[Data records]
>>>>>
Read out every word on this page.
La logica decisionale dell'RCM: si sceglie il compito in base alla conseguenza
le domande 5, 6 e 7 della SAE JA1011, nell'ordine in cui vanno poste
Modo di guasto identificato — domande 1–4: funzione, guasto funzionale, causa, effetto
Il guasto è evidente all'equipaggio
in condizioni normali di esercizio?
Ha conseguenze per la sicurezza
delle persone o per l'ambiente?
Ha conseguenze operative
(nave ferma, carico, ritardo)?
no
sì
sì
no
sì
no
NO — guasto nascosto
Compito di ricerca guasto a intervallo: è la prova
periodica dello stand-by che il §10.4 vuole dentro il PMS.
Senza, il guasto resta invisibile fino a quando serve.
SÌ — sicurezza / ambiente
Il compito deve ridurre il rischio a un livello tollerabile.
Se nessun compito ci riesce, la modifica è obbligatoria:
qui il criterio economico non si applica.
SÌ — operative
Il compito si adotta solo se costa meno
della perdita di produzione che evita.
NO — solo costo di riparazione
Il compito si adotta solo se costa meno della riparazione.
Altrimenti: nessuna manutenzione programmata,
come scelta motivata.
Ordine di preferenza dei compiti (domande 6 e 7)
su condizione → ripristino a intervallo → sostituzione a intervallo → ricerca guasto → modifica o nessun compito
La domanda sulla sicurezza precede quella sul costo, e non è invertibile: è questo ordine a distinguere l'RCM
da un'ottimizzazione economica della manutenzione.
<<<<<
### WHAT TO PRODUCE
Restate all of the entries exactly, please.

### EXERCISE ANSWER
Read out every word on this page.
La logica decisionale dell'RCM: si sceglie il compito in base alla conseguenza
le domande 5, 6 e 7 della SAE JA1011, nell'ordine in cui vanno poste
Modo di guasto identificato — domande 1–4: funzione, guasto funzionale, causa, effetto
Il guasto è evidente all'equipaggio
in condizioni normali di esercizio?
Ha conseguenze per la sicurezza
delle persone o per l'ambiente?
Ha conseguenze operative
(nave ferma, carico, ritardo)?
no
sì
sì
no
sì
no
NO — guasto nascosto
Compito di ricerca guasto a intervallo: è la prova
periodica dello stand-by che il §10.4 vuole dentro il PMS.
Senza, il guasto resta invisibile fino a quando serve.
SÌ — sicurezza / ambiente
Il compito deve ridurre il rischio a un livello tollerabile.
Se nessun compito ci riesce, la modifica è obbligatoria:
qui il criterio economico non si applica.
SÌ — operative
Il compito si adotta solo se costa meno
della perdita di produzione che evita.
NO — solo costo di riparazione
Il compito si adotta solo se costa meno della riparazione.
Altrimenti: nessuna manutenzione programmata,
come scelta motivata.
Ordine di preferenza dei compiti (domande 6 e 7)
su condizione → ripristino a intervallo → sostituzione a intervallo → ricerca guasto → modifica o nessun compito
La domanda sulla sicurezza precede quella sul costo, e non è invertibile: è questo ordine a distinguere l'RCM
da un'ottimizzazione economica della manutenzione.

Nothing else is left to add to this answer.